## What to produce
Among the lines of these entries, how many hold the word "this"? State only the number.

## Extracted entries
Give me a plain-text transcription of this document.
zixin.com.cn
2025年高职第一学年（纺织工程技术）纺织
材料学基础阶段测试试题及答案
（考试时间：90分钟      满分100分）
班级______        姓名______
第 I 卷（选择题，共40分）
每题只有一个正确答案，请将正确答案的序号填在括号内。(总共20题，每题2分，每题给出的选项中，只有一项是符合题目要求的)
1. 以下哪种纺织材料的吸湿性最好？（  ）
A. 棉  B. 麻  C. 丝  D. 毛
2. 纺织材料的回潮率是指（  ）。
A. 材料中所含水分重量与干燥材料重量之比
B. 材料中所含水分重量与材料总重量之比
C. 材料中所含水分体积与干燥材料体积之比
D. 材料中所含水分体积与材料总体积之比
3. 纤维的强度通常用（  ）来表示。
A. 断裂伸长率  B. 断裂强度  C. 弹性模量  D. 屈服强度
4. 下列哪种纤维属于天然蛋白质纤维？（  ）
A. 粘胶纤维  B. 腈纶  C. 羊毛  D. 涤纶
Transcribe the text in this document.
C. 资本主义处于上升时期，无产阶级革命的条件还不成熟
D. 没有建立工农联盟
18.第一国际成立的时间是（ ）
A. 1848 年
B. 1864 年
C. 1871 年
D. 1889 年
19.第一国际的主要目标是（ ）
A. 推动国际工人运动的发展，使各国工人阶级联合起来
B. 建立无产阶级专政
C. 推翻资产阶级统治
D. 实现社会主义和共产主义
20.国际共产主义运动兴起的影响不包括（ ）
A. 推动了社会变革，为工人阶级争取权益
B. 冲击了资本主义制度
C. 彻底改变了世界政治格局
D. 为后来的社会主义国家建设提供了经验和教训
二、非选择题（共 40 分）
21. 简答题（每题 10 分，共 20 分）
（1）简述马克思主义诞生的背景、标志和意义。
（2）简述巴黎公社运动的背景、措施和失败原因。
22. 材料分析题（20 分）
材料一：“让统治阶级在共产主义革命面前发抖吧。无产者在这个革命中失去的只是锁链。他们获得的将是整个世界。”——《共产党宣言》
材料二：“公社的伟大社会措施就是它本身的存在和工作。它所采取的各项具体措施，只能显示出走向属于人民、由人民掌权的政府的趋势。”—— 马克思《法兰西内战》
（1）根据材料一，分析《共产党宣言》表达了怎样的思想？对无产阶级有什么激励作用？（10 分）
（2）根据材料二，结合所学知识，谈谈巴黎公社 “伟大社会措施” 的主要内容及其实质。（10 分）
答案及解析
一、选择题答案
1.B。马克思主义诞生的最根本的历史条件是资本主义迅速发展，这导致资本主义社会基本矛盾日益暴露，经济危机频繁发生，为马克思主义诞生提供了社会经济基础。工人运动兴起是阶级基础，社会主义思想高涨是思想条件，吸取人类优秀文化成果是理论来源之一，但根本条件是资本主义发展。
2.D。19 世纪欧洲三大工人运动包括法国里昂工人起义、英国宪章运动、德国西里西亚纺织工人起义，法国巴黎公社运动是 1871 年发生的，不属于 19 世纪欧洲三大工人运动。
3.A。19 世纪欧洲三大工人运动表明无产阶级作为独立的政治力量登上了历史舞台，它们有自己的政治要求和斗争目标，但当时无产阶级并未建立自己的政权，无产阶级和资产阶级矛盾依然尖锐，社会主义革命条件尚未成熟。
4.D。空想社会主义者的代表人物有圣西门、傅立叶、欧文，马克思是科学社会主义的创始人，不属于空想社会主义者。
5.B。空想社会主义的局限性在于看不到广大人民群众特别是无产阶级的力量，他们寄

## Solved exercise
2